### To do
Where the word "phase" occurs in a line, return that line.

Figure contents as structured data:
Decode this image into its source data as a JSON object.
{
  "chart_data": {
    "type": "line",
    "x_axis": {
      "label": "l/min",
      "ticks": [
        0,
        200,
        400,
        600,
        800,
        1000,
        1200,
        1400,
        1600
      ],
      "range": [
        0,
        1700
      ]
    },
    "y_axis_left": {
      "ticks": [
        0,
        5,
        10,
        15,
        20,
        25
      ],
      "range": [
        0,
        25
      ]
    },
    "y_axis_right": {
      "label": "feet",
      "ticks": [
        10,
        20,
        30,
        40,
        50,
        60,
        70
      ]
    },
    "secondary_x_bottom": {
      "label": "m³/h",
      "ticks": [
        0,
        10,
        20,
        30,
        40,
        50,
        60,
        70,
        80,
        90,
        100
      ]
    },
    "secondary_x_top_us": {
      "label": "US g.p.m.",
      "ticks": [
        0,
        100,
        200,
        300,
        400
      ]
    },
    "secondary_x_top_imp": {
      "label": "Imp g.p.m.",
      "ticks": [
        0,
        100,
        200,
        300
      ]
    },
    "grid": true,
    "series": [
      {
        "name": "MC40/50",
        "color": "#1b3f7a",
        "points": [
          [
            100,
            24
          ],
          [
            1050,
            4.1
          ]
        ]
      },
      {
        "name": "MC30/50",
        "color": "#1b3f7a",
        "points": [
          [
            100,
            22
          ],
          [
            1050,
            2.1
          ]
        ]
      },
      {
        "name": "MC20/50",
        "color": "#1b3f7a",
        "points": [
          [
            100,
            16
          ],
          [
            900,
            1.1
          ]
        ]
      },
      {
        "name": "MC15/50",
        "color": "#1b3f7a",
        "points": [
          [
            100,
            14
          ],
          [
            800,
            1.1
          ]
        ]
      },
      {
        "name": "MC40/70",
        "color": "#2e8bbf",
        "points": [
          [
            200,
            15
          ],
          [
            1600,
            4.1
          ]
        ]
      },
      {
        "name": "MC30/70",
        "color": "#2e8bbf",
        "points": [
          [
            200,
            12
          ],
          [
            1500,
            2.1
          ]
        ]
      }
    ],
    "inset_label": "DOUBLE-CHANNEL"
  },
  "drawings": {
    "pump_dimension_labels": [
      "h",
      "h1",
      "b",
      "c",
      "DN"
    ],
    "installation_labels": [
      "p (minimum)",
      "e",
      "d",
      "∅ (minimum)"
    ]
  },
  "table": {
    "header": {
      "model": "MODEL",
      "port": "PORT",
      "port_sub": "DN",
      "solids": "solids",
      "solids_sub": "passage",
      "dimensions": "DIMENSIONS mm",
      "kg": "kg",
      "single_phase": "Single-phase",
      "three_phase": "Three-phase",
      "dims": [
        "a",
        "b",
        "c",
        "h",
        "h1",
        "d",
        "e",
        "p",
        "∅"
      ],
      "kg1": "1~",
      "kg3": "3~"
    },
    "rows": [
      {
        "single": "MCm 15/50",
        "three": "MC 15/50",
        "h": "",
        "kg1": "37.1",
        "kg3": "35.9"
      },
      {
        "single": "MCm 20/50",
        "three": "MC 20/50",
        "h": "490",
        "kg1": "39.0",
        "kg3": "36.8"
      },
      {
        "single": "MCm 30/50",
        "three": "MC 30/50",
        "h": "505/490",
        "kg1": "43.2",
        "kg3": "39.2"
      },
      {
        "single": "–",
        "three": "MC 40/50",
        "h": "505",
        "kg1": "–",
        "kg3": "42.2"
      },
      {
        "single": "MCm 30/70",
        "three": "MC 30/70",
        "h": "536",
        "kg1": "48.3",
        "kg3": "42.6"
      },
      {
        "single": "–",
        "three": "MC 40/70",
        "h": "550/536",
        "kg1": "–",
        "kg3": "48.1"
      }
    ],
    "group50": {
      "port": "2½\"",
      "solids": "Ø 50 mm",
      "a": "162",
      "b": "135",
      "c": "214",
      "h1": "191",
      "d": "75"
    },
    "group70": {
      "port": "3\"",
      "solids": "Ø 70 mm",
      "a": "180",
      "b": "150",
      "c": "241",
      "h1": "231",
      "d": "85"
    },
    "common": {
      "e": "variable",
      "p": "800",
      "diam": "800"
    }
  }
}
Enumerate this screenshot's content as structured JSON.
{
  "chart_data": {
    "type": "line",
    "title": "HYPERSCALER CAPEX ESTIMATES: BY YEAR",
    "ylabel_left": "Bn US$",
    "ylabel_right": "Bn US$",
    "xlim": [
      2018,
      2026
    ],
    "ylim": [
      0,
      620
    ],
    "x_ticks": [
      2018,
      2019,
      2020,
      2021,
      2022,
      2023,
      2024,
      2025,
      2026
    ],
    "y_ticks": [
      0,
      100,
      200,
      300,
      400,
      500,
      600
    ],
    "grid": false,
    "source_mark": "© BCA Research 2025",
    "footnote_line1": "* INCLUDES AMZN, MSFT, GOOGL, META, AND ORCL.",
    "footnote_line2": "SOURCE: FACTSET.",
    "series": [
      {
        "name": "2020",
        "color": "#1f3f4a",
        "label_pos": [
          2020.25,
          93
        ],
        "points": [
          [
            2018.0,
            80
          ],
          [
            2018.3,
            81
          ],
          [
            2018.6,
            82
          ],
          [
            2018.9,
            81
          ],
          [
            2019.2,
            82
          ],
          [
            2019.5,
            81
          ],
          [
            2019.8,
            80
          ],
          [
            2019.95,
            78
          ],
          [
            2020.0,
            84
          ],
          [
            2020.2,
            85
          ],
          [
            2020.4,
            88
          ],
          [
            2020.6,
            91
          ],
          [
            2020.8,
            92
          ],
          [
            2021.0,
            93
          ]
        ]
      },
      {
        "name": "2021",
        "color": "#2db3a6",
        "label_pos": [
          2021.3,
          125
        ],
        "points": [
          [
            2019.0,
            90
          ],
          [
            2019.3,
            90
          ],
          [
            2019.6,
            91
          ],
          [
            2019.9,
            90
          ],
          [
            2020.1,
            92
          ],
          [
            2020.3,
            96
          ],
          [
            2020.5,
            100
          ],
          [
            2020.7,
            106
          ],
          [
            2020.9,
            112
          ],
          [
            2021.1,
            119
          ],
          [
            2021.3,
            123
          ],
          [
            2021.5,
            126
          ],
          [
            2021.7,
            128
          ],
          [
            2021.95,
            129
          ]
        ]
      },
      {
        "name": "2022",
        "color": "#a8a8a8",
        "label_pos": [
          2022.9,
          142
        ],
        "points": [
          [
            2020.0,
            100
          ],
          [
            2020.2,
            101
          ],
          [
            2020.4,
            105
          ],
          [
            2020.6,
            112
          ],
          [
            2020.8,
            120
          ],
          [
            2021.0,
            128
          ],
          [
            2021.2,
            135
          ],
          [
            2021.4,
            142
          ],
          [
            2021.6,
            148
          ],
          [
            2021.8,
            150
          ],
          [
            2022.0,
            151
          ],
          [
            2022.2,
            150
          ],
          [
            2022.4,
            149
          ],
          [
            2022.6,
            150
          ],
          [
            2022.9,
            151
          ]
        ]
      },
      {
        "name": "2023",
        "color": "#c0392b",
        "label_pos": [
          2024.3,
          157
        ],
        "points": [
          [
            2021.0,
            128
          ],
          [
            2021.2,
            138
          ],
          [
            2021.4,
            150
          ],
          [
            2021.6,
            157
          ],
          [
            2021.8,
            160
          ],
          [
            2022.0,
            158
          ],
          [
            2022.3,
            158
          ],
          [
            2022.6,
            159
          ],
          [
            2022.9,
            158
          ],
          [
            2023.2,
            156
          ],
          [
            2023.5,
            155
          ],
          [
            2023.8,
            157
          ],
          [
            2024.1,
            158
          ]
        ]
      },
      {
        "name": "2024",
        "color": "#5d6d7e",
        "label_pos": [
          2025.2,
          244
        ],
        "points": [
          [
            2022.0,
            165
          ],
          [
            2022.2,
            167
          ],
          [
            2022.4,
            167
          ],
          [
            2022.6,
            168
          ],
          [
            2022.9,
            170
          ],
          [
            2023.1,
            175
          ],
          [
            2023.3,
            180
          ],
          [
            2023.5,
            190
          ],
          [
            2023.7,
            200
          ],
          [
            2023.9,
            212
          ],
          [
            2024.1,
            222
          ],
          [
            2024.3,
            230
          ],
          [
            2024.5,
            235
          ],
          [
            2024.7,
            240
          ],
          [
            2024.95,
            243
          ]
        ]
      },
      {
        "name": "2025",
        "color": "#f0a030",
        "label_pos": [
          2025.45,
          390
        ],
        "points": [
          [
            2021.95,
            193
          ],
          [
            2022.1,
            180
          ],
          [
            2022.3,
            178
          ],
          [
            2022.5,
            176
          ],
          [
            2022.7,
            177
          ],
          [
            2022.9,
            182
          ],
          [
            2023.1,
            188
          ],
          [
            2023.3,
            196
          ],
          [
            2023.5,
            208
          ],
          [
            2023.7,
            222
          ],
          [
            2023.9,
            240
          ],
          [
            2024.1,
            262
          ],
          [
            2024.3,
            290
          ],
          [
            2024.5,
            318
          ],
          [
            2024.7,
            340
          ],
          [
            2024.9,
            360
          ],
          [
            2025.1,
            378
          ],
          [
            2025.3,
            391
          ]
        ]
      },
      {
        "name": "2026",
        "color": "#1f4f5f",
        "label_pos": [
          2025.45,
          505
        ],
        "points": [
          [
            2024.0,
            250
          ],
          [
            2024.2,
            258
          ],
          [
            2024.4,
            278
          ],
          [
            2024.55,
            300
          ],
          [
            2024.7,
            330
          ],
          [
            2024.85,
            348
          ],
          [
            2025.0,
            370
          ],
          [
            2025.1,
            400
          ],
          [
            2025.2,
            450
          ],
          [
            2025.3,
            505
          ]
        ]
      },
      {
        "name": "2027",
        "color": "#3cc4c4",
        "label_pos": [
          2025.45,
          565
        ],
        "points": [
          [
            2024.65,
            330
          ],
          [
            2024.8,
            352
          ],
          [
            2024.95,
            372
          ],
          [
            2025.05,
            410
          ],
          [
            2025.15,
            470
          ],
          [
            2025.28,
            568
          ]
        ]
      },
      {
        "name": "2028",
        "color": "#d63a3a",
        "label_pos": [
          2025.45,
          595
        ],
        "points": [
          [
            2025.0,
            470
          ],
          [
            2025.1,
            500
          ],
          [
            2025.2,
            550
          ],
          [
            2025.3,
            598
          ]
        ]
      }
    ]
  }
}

### Answer
      "single_phase": "Single-phase",
      "three_phase": "Three-phase",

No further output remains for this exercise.